> [STATED TASK]:
Return all lines below containing the word "ὑπάρχει".

> [PROVIDED RECORDS]:
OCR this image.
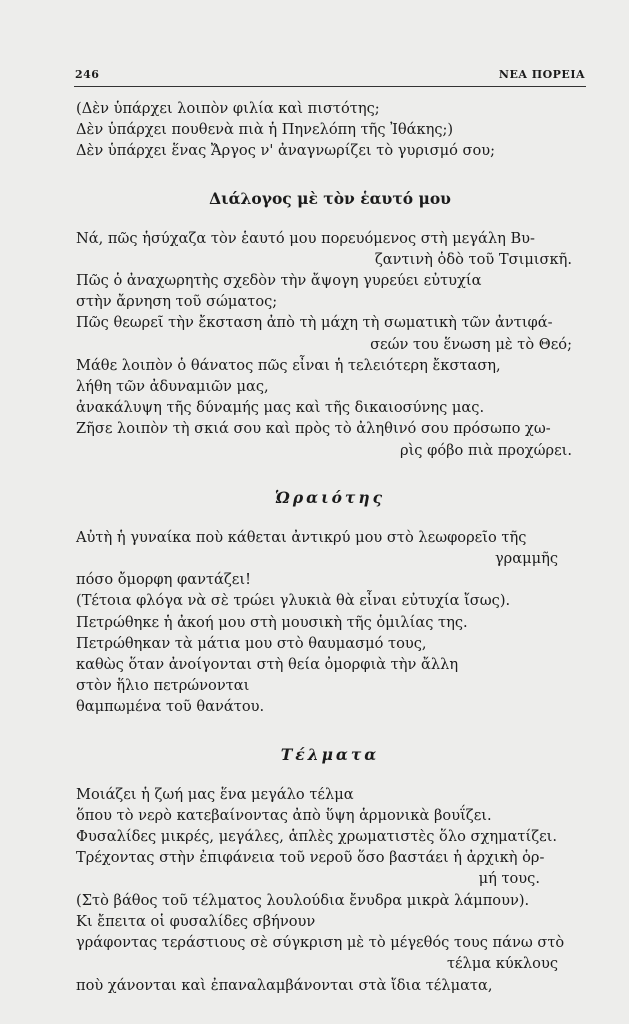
246	ΝΕΑ ΠΟΡΕΙΑ
(Δὲν ὑπάρχει λοιπὸν φιλία καὶ πιστότης;
Δὲν ὑπάρχει πουθενὰ πιὰ ἡ Πηνελόπη τῆς Ἰθάκης;)
Δὲν ὑπάρχει ἕνας Ἄργος ν' ἀναγνωρίζει τὸ γυρισμό σου;
Διάλογος μὲ τὸν ἑαυτό μου
Νά, πῶς ἡσύχαζα τὸν ἑαυτό μου πορευόμενος στὴ μεγάλη Βυ-
ζαντινὴ ὁδὸ τοῦ Τσιμισκῆ.
Πῶς ὁ ἀναχωρητὴς σχεδὸν τὴν ἄψογη γυρεύει εὐτυχία
στὴν ἄρνηση τοῦ σώματος;
Πῶς θεωρεῖ τὴν ἔκσταση ἀπὸ τὴ μάχη τὴ σωματικὴ τῶν ἀντιφά-
σεών του ἕνωση μὲ τὸ Θεό;
Μάθε λοιπὸν ὁ θάνατος πῶς εἶναι ἡ τελειότερη ἔκσταση,
λήθη τῶν ἀδυναμιῶν μας,
ἀνακάλυψη τῆς δύναμής μας καὶ τῆς δικαιοσύνης μας.
Ζῆσε λοιπὸν τὴ σκιά σου καὶ πρὸς τὸ ἀληθινό σου πρόσωπο χω-
ρὶς φόβο πιὰ προχώρει.
Ὡραιότης
Αὐτὴ ἡ γυναίκα ποὺ κάθεται ἀντικρύ μου στὸ λεωφορεῖο τῆς
γραμμῆς
πόσο ὄμορφη φαντάζει!
(Τέτοια φλόγα νὰ σὲ τρώει γλυκιὰ θὰ εἶναι εὐτυχία ἴσως).
Πετρώθηκε ἡ ἀκοή μου στὴ μουσικὴ τῆς ὁμιλίας της.
Πετρώθηκαν τὰ μάτια μου στὸ θαυμασμό τους,
καθὼς ὅταν ἀνοίγονται στὴ θεία ὀμορφιὰ τὴν ἄλλη
στὸν ἥλιο πετρώνονται
θαμπωμένα τοῦ θανάτου.
Τέλματα
Μοιάζει ἡ ζωή μας ἕνα μεγάλο τέλμα
ὅπου τὸ νερὸ κατεβαίνοντας ἀπὸ ὕψη ἁρμονικὰ βουΐζει.
Φυσαλίδες μικρές, μεγάλες, ἁπλὲς χρωματιστὲς ὅλο σχηματίζει.
Τρέχοντας στὴν ἐπιφάνεια τοῦ νεροῦ ὅσο βαστάει ἡ ἀρχικὴ ὁρ-
μή τους.
(Στὸ βάθος τοῦ τέλματος λουλούδια ἔνυδρα μικρὰ λάμπουν).
Κι ἔπειτα οἱ φυσαλίδες σβήνουν
γράφοντας τεράστιους σὲ σύγκριση μὲ τὸ μέγεθός τους πάνω στὸ
τέλμα κύκλους
ποὺ χάνονται καὶ ἐπαναλαμβάνονται στὰ ἴδια τέλματα,
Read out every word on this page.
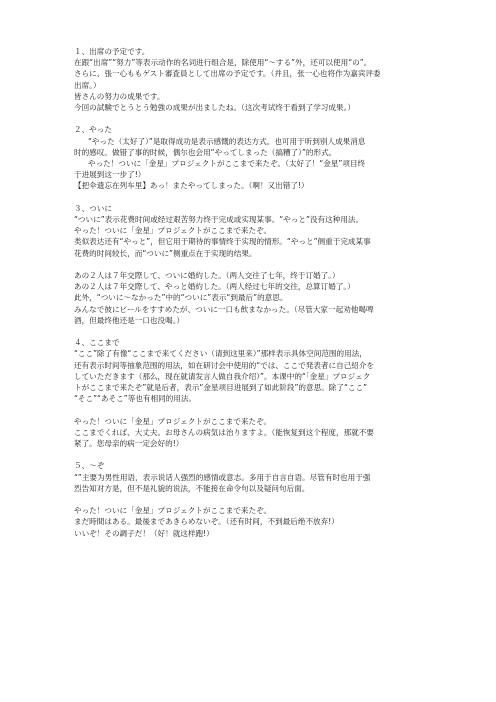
１、出席の予定です。
在跟“出席”“努力”等表示动作的名词进行组合是，除使用“～する”外，还可以使用“の”。
さらに、張一心ももゲスト審査員として出席の予定です。（并且，张一心也将作为嘉宾评委
出席。）
皆さんの努力の成果です。
今回の試験でとうとう勉強の成果が出ましたね。（这次考试终于看到了学习成果。）
２、やった
“やった（太好了）”是取得成功是表示感慨的表达方式。也可用于听到别人成果消息
时的感叹。做错了事的时候，偶尔也会用“やってしまった（搞糟了）”的形式。
やった！ついに「金星」プロジェクトがここまで来たぞ。（太好了！“金星”项目终
于进展到这一步了!）
【把伞遗忘在列车里】あっ！またやってしまった。（啊！又出错了!）
３、ついに
“ついに”表示花费时间或经过艰苦努力终于完成或实现某事。“やっと”没有这种用法。
やった！ついに「金星」プロジェクトがここまで来たぞ。
类似表达还有“やっと”，但它用于期待的事情终于实现的情形。“やっと”侧重于完成某事
花费的时间较长，而“ついに”侧重点在于实现的结果。
あの２人は７年交際して、ついに婚約した。（两人交往了七年，终于订婚了。）
あの２人は７年交際して、やっと婚約した。（两人经过七年的交往，总算订婚了。）
此外，“ついに～なかった”中的“ついに”表示“到最后”的意思。
みんなで彼にビールをすすめたが、ついに一口も飲まなかった。（尽管大家一起劝他喝啤
酒，但最终他还是一口也没喝。）
４、ここまで
“ここ”除了有像“ここまで来てください（请到这里来）”那样表示具体空间范围的用法，
还有表示时间等抽象范围的用法，如在研讨会中使用的“では、ここで発表者に自己紹介を
していただきます（那么，现在就请发言人做自我介绍）”。本课中的“「金星」プロジェク
トがここまで来たぞ”就是后者，表示“金星项目进展到了如此阶段”的意思。除了“ここ”
“そこ”“あそこ”等也有相同的用法。
やった！ついに「金星」プロジェクトがここまで来たぞ。
ここまでくれば、大丈夫。お母さんの病気は治りますよ。（能恢复到这个程度，那就不要
紧了。您母亲的病一定会好的!）
５、～ぞ
“”主要为男性用语，表示说话人强烈的感情或意志。多用于自言自语。尽管有时也用于强
烈告知对方是，但不是礼貌的说法，不能接在命令句以及疑问句后面。
やった！ついに「金星」プロジェクトがここまで来たぞ。
まだ時間はある。最後まであきらめないぞ。（还有时间，不到最后绝不放弃!）
いいぞ！その調子だ！（好！就这样跑!）
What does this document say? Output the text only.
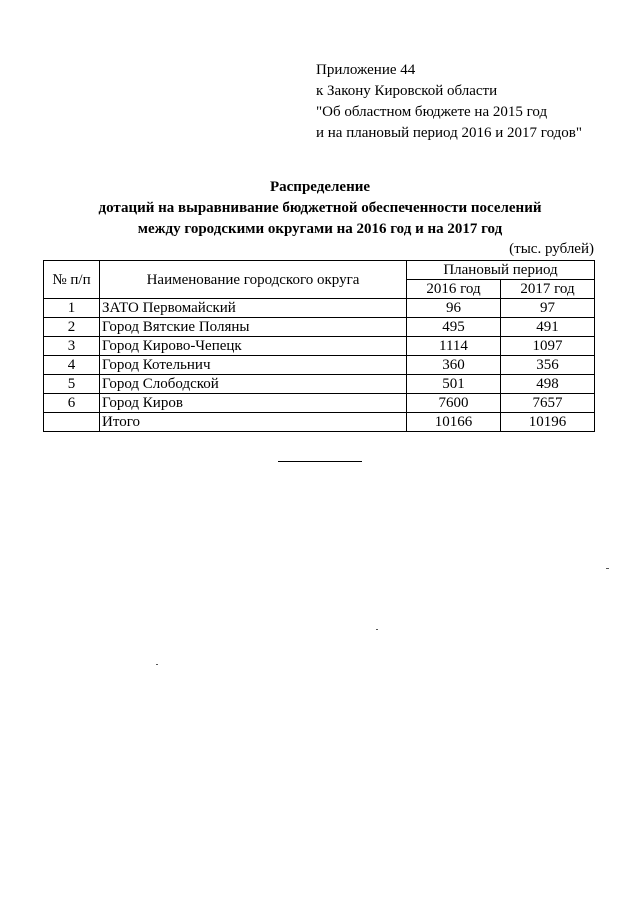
Приложение 44
к Закону Кировской области
"Об областном бюджете на 2015 год
и на плановый период 2016 и 2017 годов"
Распределение
дотаций на выравнивание бюджетной обеспеченности поселений
между городскими округами на 2016 год и на 2017 год
(тыс. рублей)
№ п/п	Наименование городского округа	Плановый период	
		2016 год	2017 год
1	ЗАТО Первомайский	96	97
2	Город Вятские Поляны	495	491
3	Город Кирово-Чепецк	1114	1097
4	Город Котельнич	360	356
5	Город Слободской	501	498
6	Город Киров	7600	7657
	Итого	10166	10196
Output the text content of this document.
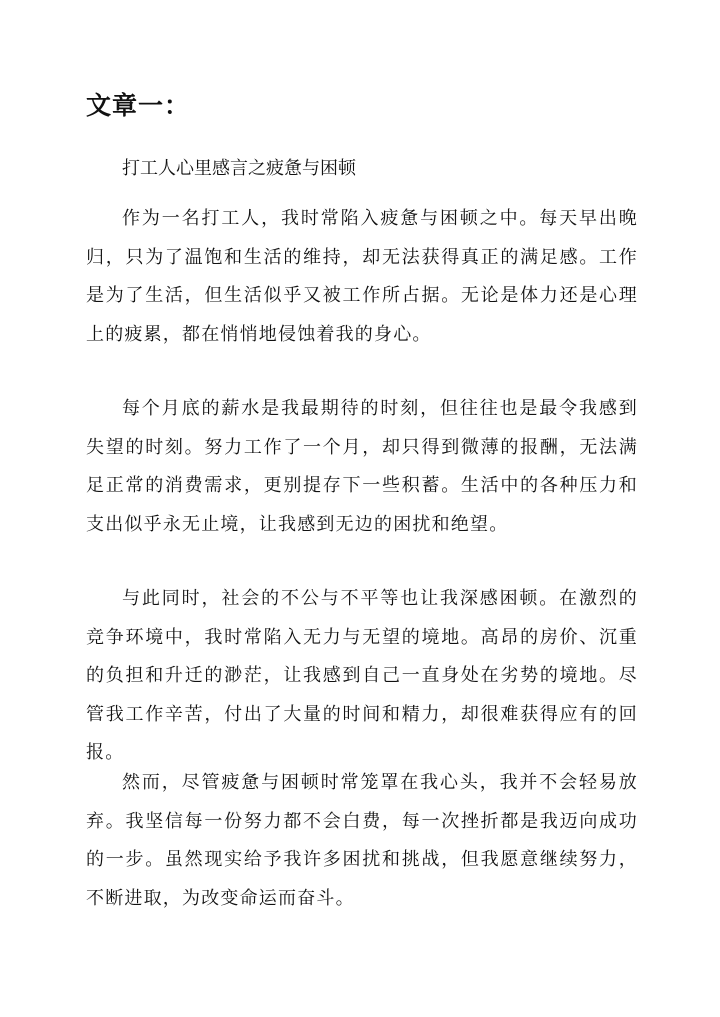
文章一：
打工人心里感言之疲惫与困顿

作为一名打工人，我时常陷入疲惫与困顿之中。每天早出晚归，只为了温饱和生活的维持，却无法获得真正的满足感。工作是为了生活，但生活似乎又被工作所占据。无论是体力还是心理上的疲累，都在悄悄地侵蚀着我的身心。

每个月底的薪水是我最期待的时刻，但往往也是最令我感到失望的时刻。努力工作了一个月，却只得到微薄的报酬，无法满足正常的消费需求，更别提存下一些积蓄。生活中的各种压力和支出似乎永无止境，让我感到无边的困扰和绝望。

与此同时，社会的不公与不平等也让我深感困顿。在激烈的竞争环境中，我时常陷入无力与无望的境地。高昂的房价、沉重的负担和升迁的渺茫，让我感到自己一直身处在劣势的境地。尽管我工作辛苦，付出了大量的时间和精力，却很难获得应有的回报。

然而，尽管疲惫与困顿时常笼罩在我心头，我并不会轻易放弃。我坚信每一份努力都不会白费，每一次挫折都是我迈向成功的一步。虽然现实给予我许多困扰和挑战，但我愿意继续努力，不断进取，为改变命运而奋斗。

> [OUTPUT FOR THIS EXERCISE]:
(Δὲν ὑπάρχει λοιπὸν φιλία καὶ πιστότης;
Δὲν ὑπάρχει πουθενὰ πιὰ ἡ Πηνελόπη τῆς Ἰθάκης;)
Δὲν ὑπάρχει ἕνας Ἄργος ν' ἀναγνωρίζει τὸ γυρισμό σου;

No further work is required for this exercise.